DIRECTIONS ▸
Output every line below exactly.

DATA EXTRACT ▸
::::

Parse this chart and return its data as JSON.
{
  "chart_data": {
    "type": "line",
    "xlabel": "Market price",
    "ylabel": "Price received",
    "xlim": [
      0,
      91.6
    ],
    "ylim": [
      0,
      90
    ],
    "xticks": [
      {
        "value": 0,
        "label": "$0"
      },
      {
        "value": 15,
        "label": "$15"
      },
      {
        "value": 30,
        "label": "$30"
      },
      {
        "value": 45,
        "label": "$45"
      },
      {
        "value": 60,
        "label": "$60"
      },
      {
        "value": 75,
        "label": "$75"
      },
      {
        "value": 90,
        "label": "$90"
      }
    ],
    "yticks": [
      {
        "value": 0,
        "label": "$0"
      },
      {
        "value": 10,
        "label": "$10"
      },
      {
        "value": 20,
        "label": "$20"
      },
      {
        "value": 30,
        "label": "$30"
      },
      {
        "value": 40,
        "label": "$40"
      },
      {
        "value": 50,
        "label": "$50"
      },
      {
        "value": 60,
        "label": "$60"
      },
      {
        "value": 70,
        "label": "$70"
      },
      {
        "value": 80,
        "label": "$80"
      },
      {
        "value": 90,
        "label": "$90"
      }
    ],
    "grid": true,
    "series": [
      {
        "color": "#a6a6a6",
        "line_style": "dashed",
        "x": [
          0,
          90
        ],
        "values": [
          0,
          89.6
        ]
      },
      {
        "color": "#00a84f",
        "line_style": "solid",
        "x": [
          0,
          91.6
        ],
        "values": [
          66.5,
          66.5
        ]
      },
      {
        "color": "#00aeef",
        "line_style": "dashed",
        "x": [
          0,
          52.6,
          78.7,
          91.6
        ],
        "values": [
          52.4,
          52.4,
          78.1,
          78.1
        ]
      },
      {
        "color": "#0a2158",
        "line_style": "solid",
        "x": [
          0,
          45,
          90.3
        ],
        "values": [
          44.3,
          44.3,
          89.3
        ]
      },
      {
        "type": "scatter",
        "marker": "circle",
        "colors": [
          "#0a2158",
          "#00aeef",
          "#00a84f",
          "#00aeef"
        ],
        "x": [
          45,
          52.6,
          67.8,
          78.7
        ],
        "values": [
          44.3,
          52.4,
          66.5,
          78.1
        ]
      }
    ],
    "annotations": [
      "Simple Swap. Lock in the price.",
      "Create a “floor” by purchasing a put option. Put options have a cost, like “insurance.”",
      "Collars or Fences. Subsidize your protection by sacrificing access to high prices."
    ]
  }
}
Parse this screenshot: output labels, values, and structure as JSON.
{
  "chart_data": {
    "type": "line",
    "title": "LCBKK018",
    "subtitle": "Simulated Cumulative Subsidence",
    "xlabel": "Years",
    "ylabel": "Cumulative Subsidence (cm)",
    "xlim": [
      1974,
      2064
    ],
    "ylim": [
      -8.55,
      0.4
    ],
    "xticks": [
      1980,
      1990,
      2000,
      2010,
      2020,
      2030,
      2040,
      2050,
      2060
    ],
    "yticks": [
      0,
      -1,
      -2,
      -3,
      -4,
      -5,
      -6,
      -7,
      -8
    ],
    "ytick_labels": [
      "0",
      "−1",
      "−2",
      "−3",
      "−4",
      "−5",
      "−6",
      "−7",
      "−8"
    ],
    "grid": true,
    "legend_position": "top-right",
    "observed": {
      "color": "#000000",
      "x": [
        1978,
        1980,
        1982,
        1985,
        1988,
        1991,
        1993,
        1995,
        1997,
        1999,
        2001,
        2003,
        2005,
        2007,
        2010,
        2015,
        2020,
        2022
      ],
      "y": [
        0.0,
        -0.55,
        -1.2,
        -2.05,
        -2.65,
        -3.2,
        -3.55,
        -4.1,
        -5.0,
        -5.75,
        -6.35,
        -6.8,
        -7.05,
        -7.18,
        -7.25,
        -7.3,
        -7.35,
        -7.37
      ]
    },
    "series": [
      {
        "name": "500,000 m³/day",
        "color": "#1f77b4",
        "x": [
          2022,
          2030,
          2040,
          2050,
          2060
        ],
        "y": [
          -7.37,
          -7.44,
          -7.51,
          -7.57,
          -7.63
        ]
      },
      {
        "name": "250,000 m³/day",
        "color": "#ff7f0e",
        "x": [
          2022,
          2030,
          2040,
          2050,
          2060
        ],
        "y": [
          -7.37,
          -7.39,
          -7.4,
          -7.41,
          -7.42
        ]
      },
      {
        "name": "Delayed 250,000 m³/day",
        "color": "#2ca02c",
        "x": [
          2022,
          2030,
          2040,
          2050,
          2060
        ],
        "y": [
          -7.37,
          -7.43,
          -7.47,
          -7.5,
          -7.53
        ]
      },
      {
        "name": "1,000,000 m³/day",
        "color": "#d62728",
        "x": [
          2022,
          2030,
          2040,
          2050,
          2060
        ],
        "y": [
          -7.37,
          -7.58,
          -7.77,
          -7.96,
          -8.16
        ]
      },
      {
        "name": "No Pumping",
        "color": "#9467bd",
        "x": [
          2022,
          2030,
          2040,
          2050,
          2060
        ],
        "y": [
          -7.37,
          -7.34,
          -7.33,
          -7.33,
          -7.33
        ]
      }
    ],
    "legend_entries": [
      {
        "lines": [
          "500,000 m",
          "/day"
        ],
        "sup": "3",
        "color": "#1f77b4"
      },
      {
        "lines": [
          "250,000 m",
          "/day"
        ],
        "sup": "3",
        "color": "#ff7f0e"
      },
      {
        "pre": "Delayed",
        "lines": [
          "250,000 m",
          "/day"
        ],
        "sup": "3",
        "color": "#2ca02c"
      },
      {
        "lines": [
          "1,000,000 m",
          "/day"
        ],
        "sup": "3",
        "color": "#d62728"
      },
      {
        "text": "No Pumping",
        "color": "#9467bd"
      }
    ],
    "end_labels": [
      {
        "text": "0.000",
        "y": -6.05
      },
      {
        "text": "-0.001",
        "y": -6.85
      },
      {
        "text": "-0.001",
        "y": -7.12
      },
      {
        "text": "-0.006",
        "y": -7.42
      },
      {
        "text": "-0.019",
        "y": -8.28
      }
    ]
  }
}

::::

RESPONSE TO THIS EXERCISE ▸
Parse this chart and return its data as JSON.
{
  "chart_data": {
    "type": "line",
    "xlabel": "Market price",
    "ylabel": "Price received",
    "xlim": [
      0,
      91.6
    ],
    "ylim": [
      0,
      90
    ],
    "xticks": [
      {
        "value": 0,
        "label": "$0"
      },
      {
        "value": 15,
        "label": "$15"
      },
      {
        "value": 30,
        "label": "$30"
      },
      {
        "value": 45,
        "label": "$45"
      },
      {
        "value": 60,
        "label": "$60"
      },
      {
        "value": 75,
        "label": "$75"
      },
      {
        "value": 90,
        "label": "$90"
      }
    ],
    "yticks": [
      {
        "value": 0,
        "label": "$0"
      },
      {
        "value": 10,
        "label": "$10"
      },
      {
        "value": 20,
        "label": "$20"
      },
      {
        "value": 30,
        "label": "$30"
      },
      {
        "value": 40,
        "label": "$40"
      },
      {
        "value": 50,
        "label": "$50"
      },
      {
        "value": 60,
        "label": "$60"
      },
      {
        "value": 70,
        "label": "$70"
      },
      {
        "value": 80,
        "label": "$80"
      },
      {
        "value": 90,
        "label": "$90"
      }
    ],
    "grid": true,
    "series": [
      {
        "color": "#a6a6a6",
        "line_style": "dashed",
        "x": [
          0,
          90
        ],
        "values": [
          0,
          89.6
        ]
      },
      {
        "color": "#00a84f",
        "line_style": "solid",
        "x": [
          0,
          91.6
        ],
        "values": [
          66.5,
          66.5
        ]
      },
      {
        "color": "#00aeef",
        "line_style": "dashed",
        "x": [
          0,
          52.6,
          78.7,
          91.6
        ],
        "values": [
          52.4,
          52.4,
          78.1,
          78.1
        ]
      },
      {
        "color": "#0a2158",
        "line_style": "solid",
        "x": [
          0,
          45,
          90.3
        ],
        "values": [
          44.3,
          44.3,
          89.3
        ]
      },
      {
        "type": "scatter",
        "marker": "circle",
        "colors": [
          "#0a2158",
          "#00aeef",
          "#00a84f",
          "#00aeef"
        ],
        "x": [
          45,
          52.6,
          67.8,
          78.7
        ],
        "values": [
          44.3,
          52.4,
          66.5,
          78.1
        ]
      }
    ],
    "annotations": [
      "Simple Swap. Lock in the price.",
      "Create a “floor” by purchasing a put option. Put options have a cost, like “insurance.”",
      "Collars or Fences. Subsidize your protection by sacrificing access to high prices."
    ]
  }
}
Parse this screenshot: output labels, values, and structure as JSON.
{
  "chart_data": {
    "type": "line",
    "title": "LCBKK018",
    "subtitle": "Simulated Cumulative Subsidence",
    "xlabel": "Years",
    "ylabel": "Cumulative Subsidence (cm)",
    "xlim": [
      1974,
      2064
    ],
    "ylim": [
      -8.55,
      0.4
    ],
    "xticks": [
      1980,
      1990,
      2000,
      2010,
      2020,
      2030,
      2040,
      2050,
      2060
    ],
    "yticks": [
      0,
      -1,
      -2,
      -3,
      -4,
      -5,
      -6,
      -7,
      -8
    ],
    "ytick_labels": [
      "0",
      "−1",
      "−2",
      "−3",
      "−4",
      "−5",
      "−6",
      "−7",
      "−8"
    ],
    "grid": true,
    "legend_position": "top-right",
    "observed": {
      "color": "#000000",
      "x": [
        1978,
        1980,
        1982,
        1985,
        1988,
        1991,
        1993,
        1995,
        1997,
        1999,
        2001,
        2003,
        2005,
        2007,
        2010,
        2015,
        2020,
        2022
      ],
      "y": [
        0.0,
        -0.55,
        -1.2,
        -2.05,
        -2.65,
        -3.2,
        -3.55,
        -4.1,
        -5.0,
        -5.75,
        -6.35,
        -6.8,
        -7.05,
        -7.18,
        -7.25,
        -7.3,
        -7.35,
        -7.37
      ]
    },
    "series": [
      {
        "name": "500,000 m³/day",
        "color": "#1f77b4",
        "x": [
          2022,
          2030,
          2040,
          2050,
          2060
        ],
        "y": [
          -7.37,
          -7.44,
          -7.51,
          -7.57,
          -7.63
        ]
      },
      {
        "name": "250,000 m³/day",
        "color": "#ff7f0e",
        "x": [
          2022,
          2030,
          2040,
          2050,
          2060
        ],
        "y": [
          -7.37,
          -7.39,
          -7.4,
          -7.41,
          -7.42
        ]
      },
      {
        "name": "Delayed 250,000 m³/day",
        "color": "#2ca02c",
        "x": [
          2022,
          2030,
          2040,
          2050,
          2060
        ],
        "y": [
          -7.37,
          -7.43,
          -7.47,
          -7.5,
          -7.53
        ]
      },
      {
        "name": "1,000,000 m³/day",
        "color": "#d62728",
        "x": [
          2022,
          2030,
          2040,
          2050,
          2060
        ],
        "y": [
          -7.37,
          -7.58,
          -7.77,
          -7.96,
          -8.16
        ]
      },
      {
        "name": "No Pumping",
        "color": "#9467bd",
        "x": [
          2022,
          2030,
          2040,
          2050,
          2060
        ],
        "y": [
          -7.37,
          -7.34,
          -7.33,
          -7.33,
          -7.33
        ]
      }
    ],
    "legend_entries": [
      {
        "lines": [
          "500,000 m",
          "/day"
        ],
        "sup": "3",
        "color": "#1f77b4"
      },
      {
        "lines": [
          "250,000 m",
          "/day"
        ],
        "sup": "3",
        "color": "#ff7f0e"
      },
      {
        "pre": "Delayed",
        "lines": [
          "250,000 m",
          "/day"
        ],
        "sup": "3",
        "color": "#2ca02c"
      },
      {
        "lines": [
          "1,000,000 m",
          "/day"
        ],
        "sup": "3",
        "color": "#d62728"
      },
      {
        "text": "No Pumping",
        "color": "#9467bd"
      }
    ],
    "end_labels": [
      {
        "text": "0.000",
        "y": -6.05
      },
      {
        "text": "-0.001",
        "y": -6.85
      },
      {
        "text": "-0.001",
        "y": -7.12
      },
      {
        "text": "-0.006",
        "y": -7.42
      },
      {
        "text": "-0.019",
        "y": -8.28
      }
    ]
  }
}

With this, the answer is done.